§ Goal:
Copy out each line featuring the string "JSON" from the entries beneath.

§ Material provided:
·····

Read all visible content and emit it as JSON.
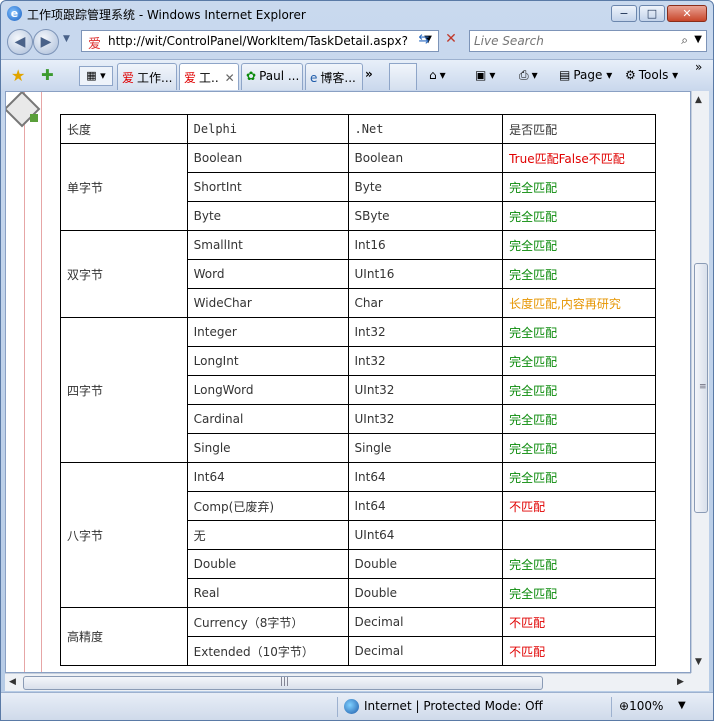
{
  "window": {
    "title": "工作项跟踪管理系统 - Windows Internet Explorer",
    "minimize": "−",
    "maximize": "□",
    "close": "✕"
  },
  "address": {
    "url": "http://wit/ControlPanel/WorkItem/TaskDetail.aspx?Ta",
    "search_placeholder": "Live Search"
  },
  "tabs": [
    {
      "label": "工作..."
    },
    {
      "label": "工.."
    },
    {
      "label": "Paul ..."
    },
    {
      "label": "博客..."
    }
  ],
  "tab_more": "»",
  "commands": {
    "page": "Page",
    "tools": "Tools",
    "overflow": "»"
  },
  "table": {
    "header": [
      "长度",
      "Delphi",
      ".Net",
      "是否匹配"
    ],
    "groups": [
      {
        "name": "单字节",
        "rows": [
          {
            "delphi": "Boolean",
            "net": "Boolean",
            "match": "True匹配False不匹配",
            "status": "red"
          },
          {
            "delphi": "ShortInt",
            "net": "Byte",
            "match": "完全匹配",
            "status": "green"
          },
          {
            "delphi": "Byte",
            "net": "SByte",
            "match": "完全匹配",
            "status": "green"
          }
        ]
      },
      {
        "name": "双字节",
        "rows": [
          {
            "delphi": "SmallInt",
            "net": "Int16",
            "match": "完全匹配",
            "status": "green"
          },
          {
            "delphi": "Word",
            "net": "UInt16",
            "match": "完全匹配",
            "status": "green"
          },
          {
            "delphi": "WideChar",
            "net": "Char",
            "match": "长度匹配,内容再研究",
            "status": "orange"
          }
        ]
      },
      {
        "name": "四字节",
        "rows": [
          {
            "delphi": "Integer",
            "net": "Int32",
            "match": "完全匹配",
            "status": "green"
          },
          {
            "delphi": "LongInt",
            "net": "Int32",
            "match": "完全匹配",
            "status": "green"
          },
          {
            "delphi": "LongWord",
            "net": "UInt32",
            "match": "完全匹配",
            "status": "green"
          },
          {
            "delphi": "Cardinal",
            "net": "UInt32",
            "match": "完全匹配",
            "status": "green"
          },
          {
            "delphi": "Single",
            "net": "Single",
            "match": "完全匹配",
            "status": "green"
          }
        ]
      },
      {
        "name": "八字节",
        "rows": [
          {
            "delphi": "Int64",
            "net": "Int64",
            "match": "完全匹配",
            "status": "green"
          },
          {
            "delphi": "Comp(已废弃)",
            "net": "Int64",
            "match": "不匹配",
            "status": "red"
          },
          {
            "delphi": "无",
            "net": "UInt64",
            "match": "",
            "status": "none"
          },
          {
            "delphi": "Double",
            "net": "Double",
            "match": "完全匹配",
            "status": "green"
          },
          {
            "delphi": "Real",
            "net": "Double",
            "match": "完全匹配",
            "status": "green"
          }
        ]
      },
      {
        "name": "高精度",
        "rows": [
          {
            "delphi": "Currency（8字节）",
            "net": "Decimal",
            "match": "不匹配",
            "status": "red"
          },
          {
            "delphi": "Extended（10字节）",
            "net": "Decimal",
            "match": "不匹配",
            "status": "red"
          }
        ]
      }
    ]
  },
  "statusbar": {
    "zone": "Internet | Protected Mode: Off",
    "zoom": "100%"
  },
  "colors": {
    "red": "#e00000",
    "green": "#0a8a0a",
    "orange": "#e69500"
  }
}
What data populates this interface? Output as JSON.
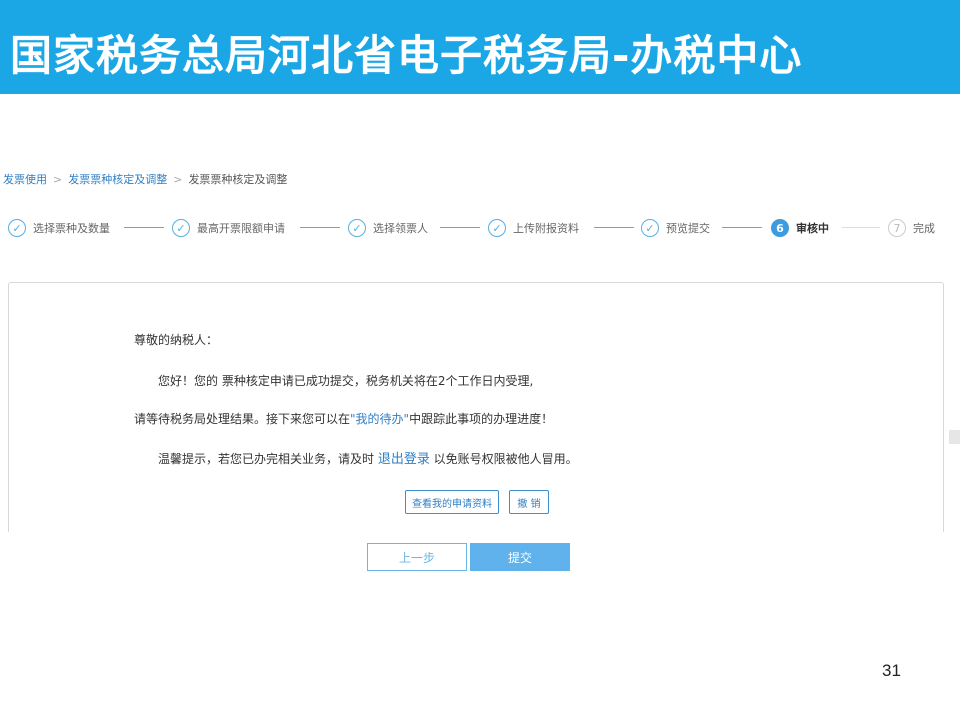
{
  "header": {
    "title": "国家税务总局河北省电子税务局-办税中心"
  },
  "breadcrumb": {
    "items": [
      "发票使用",
      "发票票种核定及调整",
      "发票票种核定及调整"
    ],
    "separator": ">"
  },
  "steps": [
    {
      "label": "选择票种及数量",
      "status": "done",
      "icon": "check-icon"
    },
    {
      "label": "最高开票限额申请",
      "status": "done",
      "icon": "check-icon"
    },
    {
      "label": "选择领票人",
      "status": "done",
      "icon": "check-icon"
    },
    {
      "label": "上传附报资料",
      "status": "done",
      "icon": "check-icon"
    },
    {
      "label": "预览提交",
      "status": "done",
      "icon": "check-icon"
    },
    {
      "label": "审核中",
      "status": "active",
      "number": "6"
    },
    {
      "label": "完成",
      "status": "pending",
      "number": "7"
    }
  ],
  "message": {
    "greeting": "尊敬的纳税人：",
    "line1": "您好！您的 票种核定申请已成功提交，税务机关将在2个工作日内受理,",
    "line2_pre": "请等待税务局处理结果。接下来您可以在",
    "line2_link": "\"我的待办\"",
    "line2_post": "中跟踪此事项的办理进度！",
    "line3_pre": "温馨提示，若您已办完相关业务，请及时 ",
    "line3_link": "退出登录",
    "line3_post": " 以免账号权限被他人冒用。"
  },
  "actions": {
    "view_application": "查看我的申请资料",
    "withdraw": "撤 销",
    "prev": "上一步",
    "submit": "提交"
  },
  "page_number": "31",
  "colors": {
    "banner": "#1ba7e6",
    "accent": "#3d9be0",
    "link": "#2f7fc4"
  }
}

·····

§ Finished task:
Read all visible content and emit it as JSON.
What data populates this interface? Output as JSON.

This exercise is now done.